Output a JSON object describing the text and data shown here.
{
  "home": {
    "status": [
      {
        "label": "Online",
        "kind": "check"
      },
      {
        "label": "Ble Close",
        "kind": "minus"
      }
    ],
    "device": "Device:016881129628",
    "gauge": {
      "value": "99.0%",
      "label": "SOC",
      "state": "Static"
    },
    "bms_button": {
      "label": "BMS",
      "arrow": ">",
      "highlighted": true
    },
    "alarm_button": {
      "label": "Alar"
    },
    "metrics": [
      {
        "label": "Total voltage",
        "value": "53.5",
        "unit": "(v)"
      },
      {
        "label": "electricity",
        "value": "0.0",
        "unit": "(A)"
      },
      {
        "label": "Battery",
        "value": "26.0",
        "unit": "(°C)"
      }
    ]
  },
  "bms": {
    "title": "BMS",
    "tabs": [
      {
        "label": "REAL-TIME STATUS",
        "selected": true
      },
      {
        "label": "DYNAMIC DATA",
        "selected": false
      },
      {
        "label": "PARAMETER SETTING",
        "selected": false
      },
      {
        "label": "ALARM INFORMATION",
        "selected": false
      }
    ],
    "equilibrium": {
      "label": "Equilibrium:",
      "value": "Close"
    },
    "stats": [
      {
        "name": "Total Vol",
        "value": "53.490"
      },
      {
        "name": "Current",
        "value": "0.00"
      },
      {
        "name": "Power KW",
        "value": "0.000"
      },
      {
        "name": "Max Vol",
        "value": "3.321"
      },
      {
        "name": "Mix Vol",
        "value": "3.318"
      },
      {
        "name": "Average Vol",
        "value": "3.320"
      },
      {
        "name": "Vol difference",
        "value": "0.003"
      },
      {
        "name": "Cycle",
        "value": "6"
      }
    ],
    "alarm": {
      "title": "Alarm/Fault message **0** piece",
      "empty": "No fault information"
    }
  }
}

################

◆ Objective ◆
Search the entries for the word "title" and copy every line that has it.

◆ Exercise answer ◆
    "title": "BMS",
      "title": "Alarm/Fault message **0** piece",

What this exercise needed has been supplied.